[Part of a data file]
________________________________________

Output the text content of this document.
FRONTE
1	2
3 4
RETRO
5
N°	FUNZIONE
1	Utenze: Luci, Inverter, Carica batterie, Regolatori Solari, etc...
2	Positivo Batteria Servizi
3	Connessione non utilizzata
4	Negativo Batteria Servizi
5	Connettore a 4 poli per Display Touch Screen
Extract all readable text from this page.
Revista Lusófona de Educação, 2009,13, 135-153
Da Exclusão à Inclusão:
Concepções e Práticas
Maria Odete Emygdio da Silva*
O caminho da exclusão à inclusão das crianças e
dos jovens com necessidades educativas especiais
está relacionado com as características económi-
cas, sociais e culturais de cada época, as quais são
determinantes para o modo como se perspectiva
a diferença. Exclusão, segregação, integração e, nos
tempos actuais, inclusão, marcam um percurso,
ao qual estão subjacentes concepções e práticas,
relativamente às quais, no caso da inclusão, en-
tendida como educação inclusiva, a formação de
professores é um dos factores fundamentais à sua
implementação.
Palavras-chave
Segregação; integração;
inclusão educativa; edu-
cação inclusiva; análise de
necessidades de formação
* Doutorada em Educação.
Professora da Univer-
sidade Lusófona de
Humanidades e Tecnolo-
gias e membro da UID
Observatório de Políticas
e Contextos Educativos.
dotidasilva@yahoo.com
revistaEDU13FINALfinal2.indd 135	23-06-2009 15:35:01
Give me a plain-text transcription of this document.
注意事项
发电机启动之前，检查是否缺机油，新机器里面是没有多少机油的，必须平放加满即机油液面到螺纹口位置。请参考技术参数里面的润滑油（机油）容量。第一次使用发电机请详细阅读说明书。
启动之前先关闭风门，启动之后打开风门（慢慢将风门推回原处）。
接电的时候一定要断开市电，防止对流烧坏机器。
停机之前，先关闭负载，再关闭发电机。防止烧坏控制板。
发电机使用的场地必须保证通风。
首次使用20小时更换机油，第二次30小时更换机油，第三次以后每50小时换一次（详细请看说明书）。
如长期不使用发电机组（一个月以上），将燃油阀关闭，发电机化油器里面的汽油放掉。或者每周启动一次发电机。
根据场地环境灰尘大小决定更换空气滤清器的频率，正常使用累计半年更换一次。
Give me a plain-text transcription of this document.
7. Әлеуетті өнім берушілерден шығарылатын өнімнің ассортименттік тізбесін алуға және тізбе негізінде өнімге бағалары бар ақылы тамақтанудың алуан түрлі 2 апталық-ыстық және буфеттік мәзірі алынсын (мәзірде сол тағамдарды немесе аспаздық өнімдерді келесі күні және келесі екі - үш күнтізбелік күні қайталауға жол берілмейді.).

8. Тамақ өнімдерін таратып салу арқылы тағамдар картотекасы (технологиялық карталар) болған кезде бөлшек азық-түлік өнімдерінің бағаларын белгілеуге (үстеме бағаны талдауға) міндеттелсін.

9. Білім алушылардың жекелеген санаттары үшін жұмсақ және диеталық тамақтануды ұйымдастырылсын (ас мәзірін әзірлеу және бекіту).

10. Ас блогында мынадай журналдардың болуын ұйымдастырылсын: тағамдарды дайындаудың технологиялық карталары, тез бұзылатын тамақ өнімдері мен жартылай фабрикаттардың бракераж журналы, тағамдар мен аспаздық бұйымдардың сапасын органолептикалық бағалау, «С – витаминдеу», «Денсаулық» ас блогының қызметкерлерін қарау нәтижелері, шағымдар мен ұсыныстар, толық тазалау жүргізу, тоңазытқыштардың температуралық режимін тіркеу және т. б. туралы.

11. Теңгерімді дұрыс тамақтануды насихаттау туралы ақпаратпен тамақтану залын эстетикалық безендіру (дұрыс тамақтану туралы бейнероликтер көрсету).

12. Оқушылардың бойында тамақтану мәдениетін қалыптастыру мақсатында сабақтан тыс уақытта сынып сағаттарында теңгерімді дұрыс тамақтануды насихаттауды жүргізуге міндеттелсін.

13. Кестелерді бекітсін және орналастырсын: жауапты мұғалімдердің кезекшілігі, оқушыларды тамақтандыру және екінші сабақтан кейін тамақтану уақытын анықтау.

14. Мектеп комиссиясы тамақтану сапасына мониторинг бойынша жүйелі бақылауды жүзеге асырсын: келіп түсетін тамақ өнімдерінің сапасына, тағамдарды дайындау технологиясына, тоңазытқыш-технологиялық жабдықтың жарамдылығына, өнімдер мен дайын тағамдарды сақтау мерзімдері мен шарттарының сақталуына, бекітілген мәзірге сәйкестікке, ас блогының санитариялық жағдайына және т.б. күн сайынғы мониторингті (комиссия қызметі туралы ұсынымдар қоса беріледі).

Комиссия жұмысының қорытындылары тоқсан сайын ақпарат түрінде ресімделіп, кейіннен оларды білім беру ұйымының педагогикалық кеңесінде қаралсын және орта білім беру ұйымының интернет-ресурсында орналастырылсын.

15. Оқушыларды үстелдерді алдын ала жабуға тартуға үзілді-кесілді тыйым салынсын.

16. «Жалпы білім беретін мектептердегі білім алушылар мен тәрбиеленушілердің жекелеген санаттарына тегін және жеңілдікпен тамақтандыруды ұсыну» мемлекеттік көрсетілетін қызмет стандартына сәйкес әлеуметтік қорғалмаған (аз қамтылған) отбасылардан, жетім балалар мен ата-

________________________________________

**What is being asked**
Select and copy every line of the material that holds the string "дұрыс".

**Output below**
11. Теңгерімді дұрыс тамақтануды насихаттау туралы ақпаратпен тамақтану залын эстетикалық безендіру (дұрыс тамақтану туралы бейнероликтер көрсету).
12. Оқушылардың бойында тамақтану мәдениетін қалыптастыру мақсатында сабақтан тыс уақытта сынып сағаттарында теңгерімді дұрыс тамақтануды насихаттауды жүргізуге міндеттелсін.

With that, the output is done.